┌─ Provided data

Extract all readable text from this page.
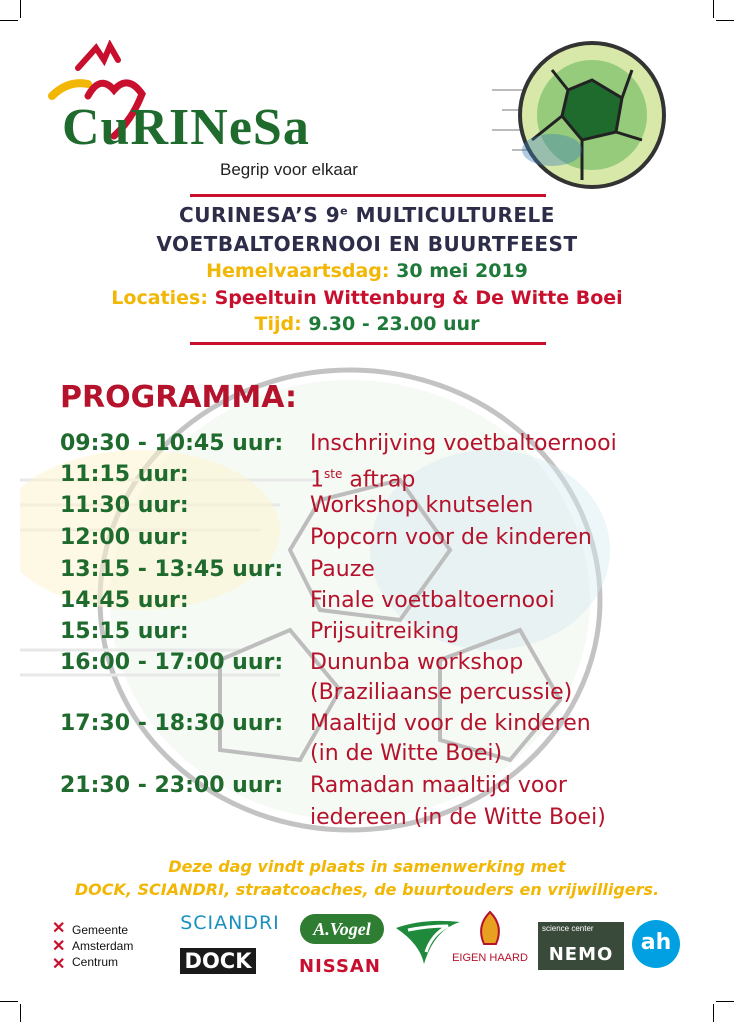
CuRINeSa
Begrip voor elkaar
CURINESA’S 9e MULTICULTURELE
VOETBALTOERNOOI EN BUURTFEEST
Hemelvaartsdag: 30 mei 2019
Locaties: Speeltuin Wittenburg & De Witte Boei
Tijd: 9.30 - 23.00 uur
PROGRAMMA:
09:30 - 10:45 uur:	Inschrijving voetbaltoernooi
11:15 uur:	1ste aftrap
11:30 uur:	Workshop knutselen
12:00 uur:	Popcorn voor de kinderen
13:15 - 13:45 uur:	Pauze
14:45 uur:	Finale voetbaltoernooi
15:15 uur:	Prijsuitreiking
16:00 - 17:00 uur:	Dununba workshop
(Braziliaanse percussie)
17:30 - 18:30 uur:	Maaltijd voor de kinderen
(in de Witte Boei)
21:30 - 23:00 uur:	Ramadan maaltijd voor
iedereen (in de Witte Boei)
Deze dag vindt plaats in samenwerking met
DOCK, SCIANDRI, straatcoaches, de buurtouders en vrijwilligers.
✕
✕
✕
Gemeente
Amsterdam
Centrum
SCIANDRI
DOCK
A.Vogel
NISSAN	EIGEN HAARD
science center
NEMO	ah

└─

**What to do**
List all lines above in which the string "SCIANDRI" appears.

**Exercise answer**
DOCK, SCIANDRI, straatcoaches, de buurtouders en vrijwilligers.
SCIANDRI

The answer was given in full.